- _課題_
以下の資料のうち、文字列「Fahrt」を含む行がいくつあるか数えてください。大文字と小文字は区別し、数だけを答えること。

(データセットの記録)
____________________
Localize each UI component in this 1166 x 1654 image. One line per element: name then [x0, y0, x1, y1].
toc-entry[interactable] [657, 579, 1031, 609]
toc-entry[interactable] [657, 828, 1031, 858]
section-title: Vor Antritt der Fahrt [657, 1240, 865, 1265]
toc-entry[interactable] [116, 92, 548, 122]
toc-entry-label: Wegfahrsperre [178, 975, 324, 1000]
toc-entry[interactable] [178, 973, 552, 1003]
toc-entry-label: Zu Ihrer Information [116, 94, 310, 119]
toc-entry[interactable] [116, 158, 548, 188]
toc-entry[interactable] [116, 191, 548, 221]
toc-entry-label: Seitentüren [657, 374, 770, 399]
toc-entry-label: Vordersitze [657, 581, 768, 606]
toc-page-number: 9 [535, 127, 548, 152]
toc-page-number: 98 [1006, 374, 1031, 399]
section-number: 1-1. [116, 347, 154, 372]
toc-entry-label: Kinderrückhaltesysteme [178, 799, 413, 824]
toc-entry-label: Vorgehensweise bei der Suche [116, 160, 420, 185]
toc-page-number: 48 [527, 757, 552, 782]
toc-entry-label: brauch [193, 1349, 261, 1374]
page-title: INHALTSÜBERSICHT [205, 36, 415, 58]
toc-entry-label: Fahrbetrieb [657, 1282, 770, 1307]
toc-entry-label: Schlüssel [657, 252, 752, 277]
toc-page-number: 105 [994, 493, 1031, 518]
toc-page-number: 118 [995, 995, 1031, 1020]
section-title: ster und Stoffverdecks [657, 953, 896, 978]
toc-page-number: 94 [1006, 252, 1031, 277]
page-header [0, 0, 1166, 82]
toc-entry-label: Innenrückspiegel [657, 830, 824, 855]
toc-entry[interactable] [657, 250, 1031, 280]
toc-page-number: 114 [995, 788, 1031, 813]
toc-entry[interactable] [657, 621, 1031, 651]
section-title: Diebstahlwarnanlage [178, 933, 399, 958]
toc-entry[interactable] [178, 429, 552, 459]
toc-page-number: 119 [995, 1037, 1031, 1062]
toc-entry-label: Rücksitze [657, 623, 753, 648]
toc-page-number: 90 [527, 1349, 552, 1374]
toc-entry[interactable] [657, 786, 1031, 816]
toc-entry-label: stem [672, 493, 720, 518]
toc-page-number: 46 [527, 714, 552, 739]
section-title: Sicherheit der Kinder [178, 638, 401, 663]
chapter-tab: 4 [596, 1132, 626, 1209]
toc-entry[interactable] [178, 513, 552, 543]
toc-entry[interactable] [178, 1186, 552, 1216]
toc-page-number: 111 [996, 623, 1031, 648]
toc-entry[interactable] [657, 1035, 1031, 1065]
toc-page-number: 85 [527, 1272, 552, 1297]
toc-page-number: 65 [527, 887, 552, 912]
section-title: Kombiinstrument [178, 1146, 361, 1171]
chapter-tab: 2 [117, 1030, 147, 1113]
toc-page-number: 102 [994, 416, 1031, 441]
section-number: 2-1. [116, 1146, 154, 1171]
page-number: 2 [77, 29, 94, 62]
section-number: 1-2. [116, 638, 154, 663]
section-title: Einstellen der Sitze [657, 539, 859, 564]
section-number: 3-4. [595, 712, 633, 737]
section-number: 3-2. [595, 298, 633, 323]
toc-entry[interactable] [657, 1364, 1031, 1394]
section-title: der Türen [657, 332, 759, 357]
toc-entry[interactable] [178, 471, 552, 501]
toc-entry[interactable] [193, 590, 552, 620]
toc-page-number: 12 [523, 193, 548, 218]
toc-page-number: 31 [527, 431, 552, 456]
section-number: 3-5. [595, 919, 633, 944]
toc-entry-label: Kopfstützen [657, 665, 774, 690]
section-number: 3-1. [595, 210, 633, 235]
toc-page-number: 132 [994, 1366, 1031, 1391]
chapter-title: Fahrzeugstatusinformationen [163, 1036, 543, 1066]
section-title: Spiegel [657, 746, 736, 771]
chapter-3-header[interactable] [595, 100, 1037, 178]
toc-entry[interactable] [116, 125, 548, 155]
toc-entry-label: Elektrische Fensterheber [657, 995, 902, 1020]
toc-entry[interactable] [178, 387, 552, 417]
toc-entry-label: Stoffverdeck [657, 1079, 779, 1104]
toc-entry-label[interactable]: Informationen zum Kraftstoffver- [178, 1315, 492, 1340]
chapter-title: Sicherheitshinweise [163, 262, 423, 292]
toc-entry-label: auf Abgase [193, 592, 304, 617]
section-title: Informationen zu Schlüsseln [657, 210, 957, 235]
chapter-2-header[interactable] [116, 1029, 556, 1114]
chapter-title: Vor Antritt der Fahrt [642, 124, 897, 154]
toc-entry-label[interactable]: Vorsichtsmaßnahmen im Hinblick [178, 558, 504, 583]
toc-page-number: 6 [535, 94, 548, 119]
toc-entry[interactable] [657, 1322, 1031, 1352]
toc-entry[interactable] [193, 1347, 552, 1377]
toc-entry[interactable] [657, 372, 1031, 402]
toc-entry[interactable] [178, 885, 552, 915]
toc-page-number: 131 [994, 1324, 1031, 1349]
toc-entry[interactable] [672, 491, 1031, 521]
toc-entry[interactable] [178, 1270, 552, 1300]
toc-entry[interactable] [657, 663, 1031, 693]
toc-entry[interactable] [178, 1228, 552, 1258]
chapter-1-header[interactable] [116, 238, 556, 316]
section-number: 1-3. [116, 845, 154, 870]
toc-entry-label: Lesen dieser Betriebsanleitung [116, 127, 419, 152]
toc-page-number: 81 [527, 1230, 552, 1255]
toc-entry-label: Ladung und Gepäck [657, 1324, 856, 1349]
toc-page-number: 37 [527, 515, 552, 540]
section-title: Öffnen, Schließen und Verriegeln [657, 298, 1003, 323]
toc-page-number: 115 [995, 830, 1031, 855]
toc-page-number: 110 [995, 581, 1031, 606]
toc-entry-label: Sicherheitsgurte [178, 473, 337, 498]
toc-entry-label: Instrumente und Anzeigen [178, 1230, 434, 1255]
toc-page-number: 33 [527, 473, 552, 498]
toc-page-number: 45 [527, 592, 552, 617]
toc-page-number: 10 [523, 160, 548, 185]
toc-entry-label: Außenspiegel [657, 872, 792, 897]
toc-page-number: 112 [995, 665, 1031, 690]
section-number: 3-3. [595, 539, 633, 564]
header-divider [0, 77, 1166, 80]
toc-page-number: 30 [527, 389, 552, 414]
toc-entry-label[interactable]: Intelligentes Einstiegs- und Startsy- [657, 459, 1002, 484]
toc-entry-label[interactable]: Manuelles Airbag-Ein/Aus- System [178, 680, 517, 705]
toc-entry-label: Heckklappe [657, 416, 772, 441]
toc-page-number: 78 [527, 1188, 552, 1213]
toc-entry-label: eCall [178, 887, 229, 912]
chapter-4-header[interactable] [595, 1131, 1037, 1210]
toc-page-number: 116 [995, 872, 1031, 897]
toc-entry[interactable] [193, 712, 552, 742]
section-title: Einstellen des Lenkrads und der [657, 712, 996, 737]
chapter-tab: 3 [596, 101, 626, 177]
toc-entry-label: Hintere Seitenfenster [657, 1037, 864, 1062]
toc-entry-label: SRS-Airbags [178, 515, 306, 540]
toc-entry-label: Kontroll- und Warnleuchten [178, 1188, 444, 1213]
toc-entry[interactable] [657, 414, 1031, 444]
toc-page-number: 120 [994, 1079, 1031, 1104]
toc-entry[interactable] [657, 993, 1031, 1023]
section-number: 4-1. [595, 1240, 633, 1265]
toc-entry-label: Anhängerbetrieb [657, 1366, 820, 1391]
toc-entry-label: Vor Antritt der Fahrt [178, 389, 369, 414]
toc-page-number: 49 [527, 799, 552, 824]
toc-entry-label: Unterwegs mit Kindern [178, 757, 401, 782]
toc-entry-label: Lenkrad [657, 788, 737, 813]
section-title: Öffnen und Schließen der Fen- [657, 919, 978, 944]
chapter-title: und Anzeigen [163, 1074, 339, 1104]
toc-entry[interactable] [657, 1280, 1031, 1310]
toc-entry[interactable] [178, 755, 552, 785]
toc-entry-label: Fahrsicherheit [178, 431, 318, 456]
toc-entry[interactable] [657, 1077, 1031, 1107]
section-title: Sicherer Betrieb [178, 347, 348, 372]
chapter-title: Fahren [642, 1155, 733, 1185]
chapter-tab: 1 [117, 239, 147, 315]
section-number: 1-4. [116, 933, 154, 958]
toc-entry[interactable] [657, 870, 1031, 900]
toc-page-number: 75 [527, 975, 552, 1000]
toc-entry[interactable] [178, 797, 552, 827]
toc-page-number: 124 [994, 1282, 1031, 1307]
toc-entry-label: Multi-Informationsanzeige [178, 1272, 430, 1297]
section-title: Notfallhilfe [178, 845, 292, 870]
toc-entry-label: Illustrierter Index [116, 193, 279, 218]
____________________
- _回答_
3